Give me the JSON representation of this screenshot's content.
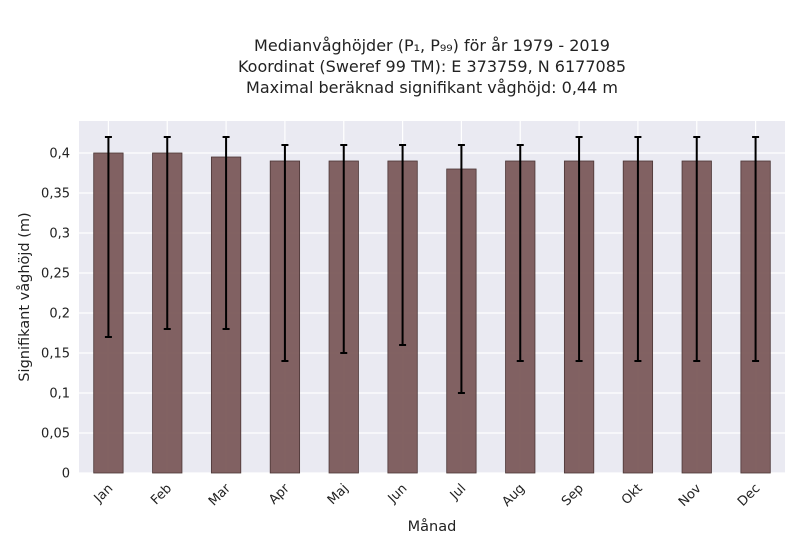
{
  "chart_data": {
    "type": "bar",
    "title_lines": [
      "Medianvåghöjder (P₁, P₉₉) för år 1979 - 2019",
      "Koordinat (Sweref 99 TM): E 373759, N 6177085",
      "Maximal beräknad signifikant våghöjd: 0,44 m"
    ],
    "xlabel": "Månad",
    "ylabel": "Signifikant våghöjd (m)",
    "ylim": [
      0,
      0.44
    ],
    "yticks": [
      0,
      0.05,
      0.1,
      0.15,
      0.2,
      0.25,
      0.3,
      0.35,
      0.4
    ],
    "ytick_labels": [
      "0",
      "0,05",
      "0,1",
      "0,15",
      "0,2",
      "0,25",
      "0,3",
      "0,35",
      "0,4"
    ],
    "categories": [
      "Jan",
      "Feb",
      "Mar",
      "Apr",
      "Maj",
      "Jun",
      "Jul",
      "Aug",
      "Sep",
      "Okt",
      "Nov",
      "Dec"
    ],
    "values": [
      0.4,
      0.4,
      0.395,
      0.39,
      0.39,
      0.39,
      0.38,
      0.39,
      0.39,
      0.39,
      0.39,
      0.39
    ],
    "error_low": [
      0.17,
      0.18,
      0.18,
      0.14,
      0.15,
      0.16,
      0.1,
      0.14,
      0.14,
      0.14,
      0.14,
      0.14
    ],
    "error_high": [
      0.42,
      0.42,
      0.42,
      0.41,
      0.41,
      0.41,
      0.41,
      0.41,
      0.42,
      0.42,
      0.42,
      0.42
    ],
    "grid": true,
    "colors": {
      "bar": "#7b5a5a",
      "bar_edge": "#4a3535",
      "error": "#000000",
      "plot_bg": "#eaeaf2",
      "grid": "#ffffff"
    }
  }
}
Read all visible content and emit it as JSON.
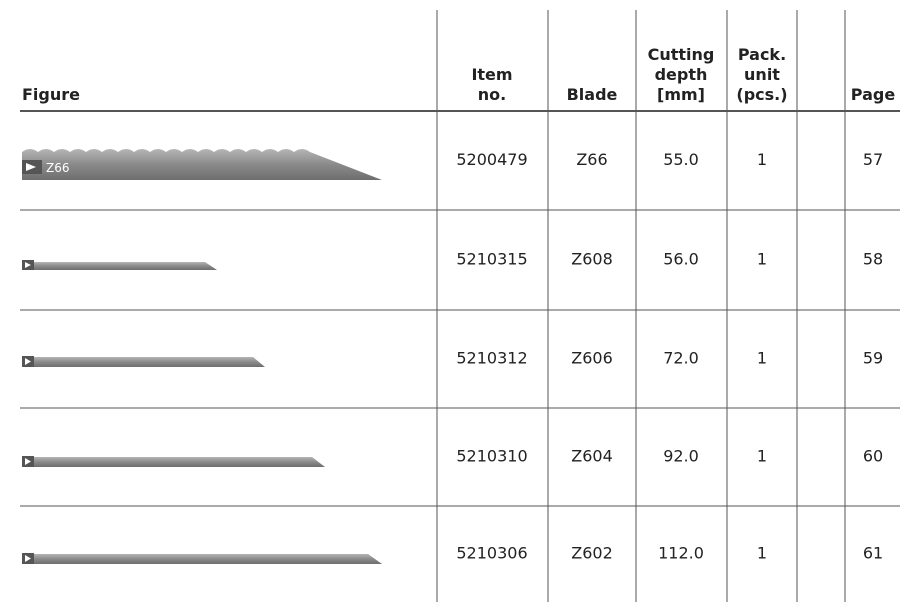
{
  "table": {
    "header": [
      [
        "Figure"
      ],
      [
        "Item",
        "no."
      ],
      [
        "Blade"
      ],
      [
        "Cutting",
        "depth",
        "[mm]"
      ],
      [
        "Pack.",
        "unit",
        "(pcs.)"
      ],
      [
        "Page"
      ]
    ],
    "rows": [
      [
        "5200479",
        "Z66",
        "55.0",
        "1",
        "57"
      ],
      [
        "5210315",
        "Z608",
        "56.0",
        "1",
        "58"
      ],
      [
        "5210312",
        "Z606",
        "72.0",
        "1",
        "59"
      ],
      [
        "5210310",
        "Z604",
        "92.0",
        "1",
        "60"
      ],
      [
        "5210306",
        "Z602",
        "112.0",
        "1",
        "61"
      ]
    ]
  }
}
=-=-=-=-=
• **Aim of the task**:
State how many lines of the records above contain the word "JSON", giving only that number.

• **Exercise response**:
2